EJERCICIOS PROPUESTOS =>
**A.** Enumera todos los países que el texto sobre el Proyecto Medusa menciona por su nombre.
**B.** Según el texto sobre el Proyecto Medusa, ¿en qué mes y año comenzó la operación?
**C.** Retoma el texto sobre el Proyecto Medusa a continuación de su última oración.

TEXTO FUENTE =>
Una investigación coordinada por Alemania y Reino Unido, con apoyo de Europol, reveló un fenómeno organizado: agresiones sexuales cometidas en relaciones sentimentales, impulsadas por comunidades misóginas en línea. La operación, bautizada como Proyecto Medusa, inició en abril de 2026 y fue dada a conocer este fin de semana.
Participaron fuerzas de seguridad de siete países europeos, más Brasil, Canadá y Estados Unidos. Europol coordinó el intercambio de información. Los resultados: 156 personas entre víctimas y presuntos agresores identificadas, 274 nuevas líneas de investigación abiertas y cuatro comunidades virtuales localizadas que promovían estos crímenes. Hasta ahora, se han iniciado 113 investigaciones penales.
Claves de la investigación
Las autoridades describieron el caso como un cambio de enfoque: no se trata de hechos aislados, sino de un fenómeno reforzado por espacios digitales donde los agresores comparten métodos y normalizan conductas abusivas. Según Europol, muchos sospechosos usaban aplicaciones de mensajería cifrada y foros privados para planificar ataques y facilitar el comercio ilegal de medicamentos sedantes.

DATOS DE ENTRADA =>
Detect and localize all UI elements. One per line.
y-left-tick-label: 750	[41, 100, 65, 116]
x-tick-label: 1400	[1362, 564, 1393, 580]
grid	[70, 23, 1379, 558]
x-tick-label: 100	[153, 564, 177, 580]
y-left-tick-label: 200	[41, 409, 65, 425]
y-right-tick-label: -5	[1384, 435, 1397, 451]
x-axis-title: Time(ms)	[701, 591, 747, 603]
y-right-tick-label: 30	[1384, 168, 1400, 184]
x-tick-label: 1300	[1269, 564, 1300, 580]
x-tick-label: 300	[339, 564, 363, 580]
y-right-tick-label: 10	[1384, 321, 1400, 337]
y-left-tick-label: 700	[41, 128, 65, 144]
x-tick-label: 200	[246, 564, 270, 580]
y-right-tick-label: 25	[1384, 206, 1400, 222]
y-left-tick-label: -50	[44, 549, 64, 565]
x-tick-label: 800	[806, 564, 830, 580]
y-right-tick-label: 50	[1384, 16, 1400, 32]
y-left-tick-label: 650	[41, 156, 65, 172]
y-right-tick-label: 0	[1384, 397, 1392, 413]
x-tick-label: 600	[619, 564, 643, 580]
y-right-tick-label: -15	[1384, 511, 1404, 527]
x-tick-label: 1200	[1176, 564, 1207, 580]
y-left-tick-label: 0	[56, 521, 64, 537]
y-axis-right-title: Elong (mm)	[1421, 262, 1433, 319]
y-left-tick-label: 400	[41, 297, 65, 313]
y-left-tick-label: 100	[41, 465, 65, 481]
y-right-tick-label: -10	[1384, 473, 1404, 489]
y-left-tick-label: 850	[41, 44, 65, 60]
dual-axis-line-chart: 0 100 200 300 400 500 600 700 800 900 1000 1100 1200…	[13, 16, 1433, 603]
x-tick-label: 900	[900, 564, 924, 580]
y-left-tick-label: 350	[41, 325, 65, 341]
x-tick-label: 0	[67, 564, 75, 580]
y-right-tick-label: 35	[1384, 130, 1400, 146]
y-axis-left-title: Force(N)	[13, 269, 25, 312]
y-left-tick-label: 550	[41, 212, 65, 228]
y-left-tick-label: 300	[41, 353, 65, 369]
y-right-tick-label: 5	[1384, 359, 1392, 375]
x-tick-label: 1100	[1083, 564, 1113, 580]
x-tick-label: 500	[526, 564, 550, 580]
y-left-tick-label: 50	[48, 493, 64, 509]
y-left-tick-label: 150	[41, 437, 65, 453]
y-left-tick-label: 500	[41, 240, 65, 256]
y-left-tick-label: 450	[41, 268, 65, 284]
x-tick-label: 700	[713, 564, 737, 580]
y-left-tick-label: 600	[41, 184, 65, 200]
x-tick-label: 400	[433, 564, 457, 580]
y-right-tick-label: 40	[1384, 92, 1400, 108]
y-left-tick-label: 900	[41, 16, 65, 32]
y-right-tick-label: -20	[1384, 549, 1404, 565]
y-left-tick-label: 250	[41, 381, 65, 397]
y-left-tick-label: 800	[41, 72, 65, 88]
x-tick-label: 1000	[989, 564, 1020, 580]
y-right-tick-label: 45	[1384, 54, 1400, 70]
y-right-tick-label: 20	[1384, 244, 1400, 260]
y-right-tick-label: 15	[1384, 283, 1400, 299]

SOLUCIONES POR EJERCICIO =>
**A.** Alemania, Reino Unido, Brasil, Canadá y Estados Unidos.

**B.** En abril de 2026.

**C.**
“La investigación demuestra que estas agresiones no son actos aislados, sino un fenómeno de masas alimentado por dinámicas de grupo en línea”, señaló la agencia.
Los investigadores sostienen que esas comunidades funcionan como cámaras de eco que promueven la cosificación y deshumanización de las víctimas, casi siempre mujeres. En numerosos casos, los abusos se prolongaron durante años y fueron cometidos por personas en posiciones de confianza o autoridad.
Además de los delitos sexuales, se investigan la administración de sustancias sedantes, lesiones graves e incluso tentativa de homicidio, debido al riesgo de los fármacos usados para incapacitar a las víctimas. La operación recuerda, por su modalidad, el caso de Gisèle Pelicot en Francia.
Europol destacó que la cooperación internacional y el intercambio permanente de inteligencia fueron determinantes para identificar a los responsables. El mensaje: quienes usan el anonimato de internet para organizar estos delitos “no pueden contar con la impunidad”.